→ **Aim of the task**
Spot each line in the records below where the word "完善省农业厅互联网数据中心" occurs, then copy it.

════════

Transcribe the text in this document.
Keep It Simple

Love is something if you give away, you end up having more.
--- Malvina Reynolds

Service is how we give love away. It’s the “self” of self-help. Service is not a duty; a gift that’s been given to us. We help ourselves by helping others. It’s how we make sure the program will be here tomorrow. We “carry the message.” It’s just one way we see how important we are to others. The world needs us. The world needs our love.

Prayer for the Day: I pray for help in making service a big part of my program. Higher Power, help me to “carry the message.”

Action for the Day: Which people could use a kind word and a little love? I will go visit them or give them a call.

════════

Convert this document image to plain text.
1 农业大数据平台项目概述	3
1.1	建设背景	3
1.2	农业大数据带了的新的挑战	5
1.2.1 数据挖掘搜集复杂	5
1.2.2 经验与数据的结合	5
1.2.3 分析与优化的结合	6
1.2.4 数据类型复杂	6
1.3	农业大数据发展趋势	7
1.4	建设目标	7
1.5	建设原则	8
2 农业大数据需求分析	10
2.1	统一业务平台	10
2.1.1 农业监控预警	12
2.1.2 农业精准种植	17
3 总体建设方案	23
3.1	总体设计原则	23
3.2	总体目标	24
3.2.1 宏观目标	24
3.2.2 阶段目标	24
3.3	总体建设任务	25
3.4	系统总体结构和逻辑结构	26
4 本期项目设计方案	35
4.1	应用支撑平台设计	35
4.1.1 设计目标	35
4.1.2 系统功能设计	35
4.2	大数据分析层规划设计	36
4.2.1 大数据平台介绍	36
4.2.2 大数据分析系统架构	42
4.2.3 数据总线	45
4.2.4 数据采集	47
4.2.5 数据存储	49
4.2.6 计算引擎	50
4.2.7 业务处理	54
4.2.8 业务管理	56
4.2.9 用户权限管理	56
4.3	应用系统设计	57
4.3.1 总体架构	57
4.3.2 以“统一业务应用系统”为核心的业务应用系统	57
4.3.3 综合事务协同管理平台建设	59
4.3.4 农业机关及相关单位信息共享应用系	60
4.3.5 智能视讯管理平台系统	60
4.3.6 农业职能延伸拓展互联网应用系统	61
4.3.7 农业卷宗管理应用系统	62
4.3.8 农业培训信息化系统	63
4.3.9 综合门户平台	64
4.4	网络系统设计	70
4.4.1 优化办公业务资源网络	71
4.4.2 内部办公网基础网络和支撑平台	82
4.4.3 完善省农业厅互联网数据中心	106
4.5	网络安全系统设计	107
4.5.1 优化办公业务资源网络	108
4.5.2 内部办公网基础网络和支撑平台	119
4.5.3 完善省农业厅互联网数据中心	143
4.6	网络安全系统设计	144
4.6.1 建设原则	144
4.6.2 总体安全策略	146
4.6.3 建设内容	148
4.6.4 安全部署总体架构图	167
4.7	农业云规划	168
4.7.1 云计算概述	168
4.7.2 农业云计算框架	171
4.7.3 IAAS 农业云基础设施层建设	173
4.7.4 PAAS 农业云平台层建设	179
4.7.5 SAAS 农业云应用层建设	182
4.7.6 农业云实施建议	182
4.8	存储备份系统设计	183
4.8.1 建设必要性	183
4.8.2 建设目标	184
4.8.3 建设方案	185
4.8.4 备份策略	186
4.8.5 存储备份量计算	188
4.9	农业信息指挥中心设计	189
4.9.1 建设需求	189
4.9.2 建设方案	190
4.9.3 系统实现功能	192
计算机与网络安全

════════

→ **Result below**
4.4.3 完善省农业厅互联网数据中心	106
4.5.3 完善省农业厅互联网数据中心	143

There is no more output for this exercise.